# The request:
Look through the data for the string "JSON". Copy every line where it is found.

Dataset rows:
"""

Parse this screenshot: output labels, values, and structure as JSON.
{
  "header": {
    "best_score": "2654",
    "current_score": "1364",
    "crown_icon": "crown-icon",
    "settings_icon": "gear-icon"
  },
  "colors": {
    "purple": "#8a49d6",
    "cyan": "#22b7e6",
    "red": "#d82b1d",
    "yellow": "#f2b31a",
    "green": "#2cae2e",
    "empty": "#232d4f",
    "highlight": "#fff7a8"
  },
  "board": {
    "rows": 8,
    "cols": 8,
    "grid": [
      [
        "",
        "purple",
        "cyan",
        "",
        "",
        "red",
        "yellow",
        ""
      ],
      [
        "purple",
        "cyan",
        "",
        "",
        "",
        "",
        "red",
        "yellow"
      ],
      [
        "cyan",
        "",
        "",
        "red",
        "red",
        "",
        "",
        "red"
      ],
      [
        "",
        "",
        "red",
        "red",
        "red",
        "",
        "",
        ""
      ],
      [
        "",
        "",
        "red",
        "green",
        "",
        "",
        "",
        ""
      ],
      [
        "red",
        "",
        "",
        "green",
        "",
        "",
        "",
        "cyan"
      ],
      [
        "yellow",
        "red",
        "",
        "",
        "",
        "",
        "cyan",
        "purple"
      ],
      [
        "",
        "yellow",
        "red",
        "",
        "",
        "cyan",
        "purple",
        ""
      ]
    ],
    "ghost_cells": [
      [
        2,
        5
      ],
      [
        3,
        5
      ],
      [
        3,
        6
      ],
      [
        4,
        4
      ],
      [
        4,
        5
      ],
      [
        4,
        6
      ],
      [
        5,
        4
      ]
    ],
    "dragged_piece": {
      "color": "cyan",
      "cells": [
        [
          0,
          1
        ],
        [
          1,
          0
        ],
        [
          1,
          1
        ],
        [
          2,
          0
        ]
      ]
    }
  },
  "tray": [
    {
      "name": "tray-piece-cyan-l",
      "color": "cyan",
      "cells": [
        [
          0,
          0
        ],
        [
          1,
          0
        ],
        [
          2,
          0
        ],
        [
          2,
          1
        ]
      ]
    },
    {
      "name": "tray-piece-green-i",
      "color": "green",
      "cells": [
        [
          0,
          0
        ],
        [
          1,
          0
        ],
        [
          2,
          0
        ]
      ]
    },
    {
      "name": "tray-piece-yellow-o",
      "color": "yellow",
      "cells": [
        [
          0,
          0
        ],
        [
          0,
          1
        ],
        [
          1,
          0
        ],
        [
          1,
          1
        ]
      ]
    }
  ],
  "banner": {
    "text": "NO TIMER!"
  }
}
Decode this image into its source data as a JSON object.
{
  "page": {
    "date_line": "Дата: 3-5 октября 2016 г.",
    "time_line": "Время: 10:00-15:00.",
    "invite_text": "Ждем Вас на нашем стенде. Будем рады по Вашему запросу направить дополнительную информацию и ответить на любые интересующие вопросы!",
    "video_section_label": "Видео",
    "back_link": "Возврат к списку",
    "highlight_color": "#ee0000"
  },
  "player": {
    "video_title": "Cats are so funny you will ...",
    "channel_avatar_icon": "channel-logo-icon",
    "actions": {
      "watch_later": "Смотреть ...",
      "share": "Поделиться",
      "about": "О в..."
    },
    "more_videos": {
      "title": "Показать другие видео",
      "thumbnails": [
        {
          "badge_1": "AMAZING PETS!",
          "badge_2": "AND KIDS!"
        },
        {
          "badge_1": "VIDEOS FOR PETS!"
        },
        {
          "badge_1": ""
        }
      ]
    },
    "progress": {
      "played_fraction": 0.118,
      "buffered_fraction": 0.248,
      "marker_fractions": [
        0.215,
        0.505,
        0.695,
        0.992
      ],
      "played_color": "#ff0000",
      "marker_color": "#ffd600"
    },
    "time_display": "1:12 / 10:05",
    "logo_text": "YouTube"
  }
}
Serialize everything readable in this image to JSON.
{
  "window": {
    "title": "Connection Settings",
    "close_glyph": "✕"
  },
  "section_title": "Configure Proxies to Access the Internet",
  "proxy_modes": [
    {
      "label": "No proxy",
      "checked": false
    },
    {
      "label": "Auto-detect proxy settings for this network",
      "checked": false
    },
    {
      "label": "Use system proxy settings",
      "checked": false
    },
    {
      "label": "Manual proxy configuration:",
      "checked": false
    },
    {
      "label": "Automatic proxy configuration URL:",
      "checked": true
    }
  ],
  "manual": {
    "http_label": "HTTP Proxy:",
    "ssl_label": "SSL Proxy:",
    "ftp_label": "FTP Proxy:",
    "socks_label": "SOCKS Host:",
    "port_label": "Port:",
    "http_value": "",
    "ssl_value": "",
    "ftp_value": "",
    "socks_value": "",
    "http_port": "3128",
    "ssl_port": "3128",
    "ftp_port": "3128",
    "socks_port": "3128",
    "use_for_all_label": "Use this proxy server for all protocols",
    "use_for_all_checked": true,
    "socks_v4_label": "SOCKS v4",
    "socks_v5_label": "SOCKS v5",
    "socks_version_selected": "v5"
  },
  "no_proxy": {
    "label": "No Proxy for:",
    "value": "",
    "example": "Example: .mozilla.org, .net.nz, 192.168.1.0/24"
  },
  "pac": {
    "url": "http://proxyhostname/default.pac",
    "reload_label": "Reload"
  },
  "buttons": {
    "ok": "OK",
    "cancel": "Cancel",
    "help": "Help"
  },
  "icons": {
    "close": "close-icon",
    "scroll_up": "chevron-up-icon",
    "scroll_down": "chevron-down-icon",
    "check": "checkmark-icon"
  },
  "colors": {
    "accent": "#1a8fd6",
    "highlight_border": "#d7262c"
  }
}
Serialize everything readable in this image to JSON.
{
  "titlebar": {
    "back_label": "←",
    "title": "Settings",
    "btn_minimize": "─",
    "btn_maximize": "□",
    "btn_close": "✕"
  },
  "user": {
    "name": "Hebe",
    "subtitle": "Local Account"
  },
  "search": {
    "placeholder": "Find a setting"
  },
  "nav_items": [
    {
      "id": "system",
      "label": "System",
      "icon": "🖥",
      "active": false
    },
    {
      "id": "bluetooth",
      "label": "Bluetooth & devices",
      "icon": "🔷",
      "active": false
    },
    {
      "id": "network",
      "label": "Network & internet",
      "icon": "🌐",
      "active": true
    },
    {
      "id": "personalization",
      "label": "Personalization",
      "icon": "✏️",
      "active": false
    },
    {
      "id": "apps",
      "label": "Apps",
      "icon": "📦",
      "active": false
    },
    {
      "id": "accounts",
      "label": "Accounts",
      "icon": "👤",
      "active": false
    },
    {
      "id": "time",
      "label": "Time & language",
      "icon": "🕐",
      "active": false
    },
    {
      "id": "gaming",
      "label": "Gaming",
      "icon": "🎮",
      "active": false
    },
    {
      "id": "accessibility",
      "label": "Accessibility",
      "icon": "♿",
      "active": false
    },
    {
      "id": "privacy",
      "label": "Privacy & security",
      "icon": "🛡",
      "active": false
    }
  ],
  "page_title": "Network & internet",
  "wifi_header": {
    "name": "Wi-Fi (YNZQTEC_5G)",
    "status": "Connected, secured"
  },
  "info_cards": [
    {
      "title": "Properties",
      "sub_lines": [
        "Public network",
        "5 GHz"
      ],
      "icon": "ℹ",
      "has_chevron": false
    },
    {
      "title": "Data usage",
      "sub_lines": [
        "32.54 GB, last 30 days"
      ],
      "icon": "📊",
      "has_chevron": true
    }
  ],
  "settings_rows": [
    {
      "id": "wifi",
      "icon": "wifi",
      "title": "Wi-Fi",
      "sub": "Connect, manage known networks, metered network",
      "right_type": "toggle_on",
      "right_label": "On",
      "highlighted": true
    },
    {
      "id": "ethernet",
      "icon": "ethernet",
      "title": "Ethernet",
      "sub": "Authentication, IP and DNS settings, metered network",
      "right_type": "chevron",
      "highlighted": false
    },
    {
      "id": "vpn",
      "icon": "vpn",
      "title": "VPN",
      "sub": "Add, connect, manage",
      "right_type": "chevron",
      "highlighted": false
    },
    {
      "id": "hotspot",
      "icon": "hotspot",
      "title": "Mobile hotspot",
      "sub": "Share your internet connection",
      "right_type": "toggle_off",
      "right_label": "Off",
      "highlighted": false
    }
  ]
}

"""

# Final result:
Parse this screenshot: output labels, values, and structure as JSON.
Decode this image into its source data as a JSON object.
Serialize everything readable in this image to JSON.
Serialize everything readable in this image to JSON.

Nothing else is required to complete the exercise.